PROMPT
Find every line in the records below that holds the word "result", and copy each one.

PROVIDED ENTRIES
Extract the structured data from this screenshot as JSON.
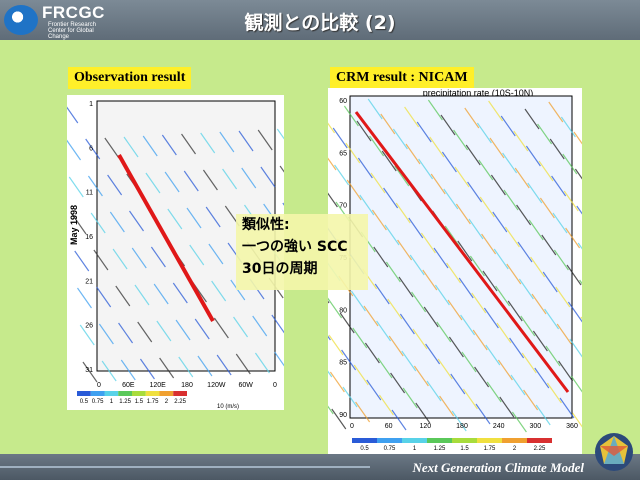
{
  "header": {
    "logo_text": "FRCGC",
    "logo_sub": "Frontier Research Center for Global Change",
    "title": "観測との比較 (2)"
  },
  "left_panel": {
    "label": "Observation result",
    "y_axis_title": "May 1998",
    "y_ticks": [
      "1",
      "6",
      "11",
      "16",
      "21",
      "26",
      "31"
    ],
    "x_ticks": [
      "0",
      "60E",
      "120E",
      "180",
      "120W",
      "60W",
      "0"
    ],
    "legend_ticks": [
      "0.5",
      "0.75",
      "1",
      "1.25",
      "1.5",
      "1.75",
      "2",
      "2.25"
    ],
    "vector_label": "10 (m/s)"
  },
  "right_panel": {
    "label": "CRM result : NICAM",
    "plot_title": "precipitation rate (10S-10N)",
    "y_ticks": [
      "60",
      "65",
      "70",
      "75",
      "80",
      "85",
      "90"
    ],
    "x_ticks": [
      "0",
      "60",
      "120",
      "180",
      "240",
      "300",
      "360"
    ],
    "legend_ticks": [
      "0.5",
      "0.75",
      "1",
      "1.25",
      "1.5",
      "1.75",
      "2",
      "2.25"
    ]
  },
  "note": {
    "line1": "類似性:",
    "line2": "一つの強い SCC",
    "line3": "30日の周期"
  },
  "footer": {
    "text": "Next Generation Climate Model"
  },
  "colors": {
    "legend": [
      "#2a5bd7",
      "#3fa0f0",
      "#58d2e8",
      "#5ac85a",
      "#a8dc3c",
      "#f0e040",
      "#f0a030",
      "#d83030"
    ]
  }
}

FINAL ANSWER
    "label": "Observation result",
    "label": "CRM result : NICAM",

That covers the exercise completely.